# start of Data provided

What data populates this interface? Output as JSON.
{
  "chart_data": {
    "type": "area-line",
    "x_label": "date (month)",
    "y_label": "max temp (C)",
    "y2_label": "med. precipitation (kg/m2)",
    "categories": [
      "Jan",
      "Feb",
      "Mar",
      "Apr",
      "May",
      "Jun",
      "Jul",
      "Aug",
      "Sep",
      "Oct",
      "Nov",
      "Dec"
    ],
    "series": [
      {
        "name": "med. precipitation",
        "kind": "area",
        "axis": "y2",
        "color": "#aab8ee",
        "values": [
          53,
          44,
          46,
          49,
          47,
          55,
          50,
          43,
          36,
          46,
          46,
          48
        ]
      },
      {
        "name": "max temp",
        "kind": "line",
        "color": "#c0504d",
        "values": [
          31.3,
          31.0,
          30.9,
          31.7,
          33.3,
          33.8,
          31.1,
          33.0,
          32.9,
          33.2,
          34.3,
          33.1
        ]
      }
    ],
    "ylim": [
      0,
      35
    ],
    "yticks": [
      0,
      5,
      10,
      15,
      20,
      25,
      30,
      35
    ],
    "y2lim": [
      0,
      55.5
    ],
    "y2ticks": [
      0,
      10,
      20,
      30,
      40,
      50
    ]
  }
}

# end of Data provided

Objective =
Tell how many lines contain the word "precipitation", using only the number.

The response =
2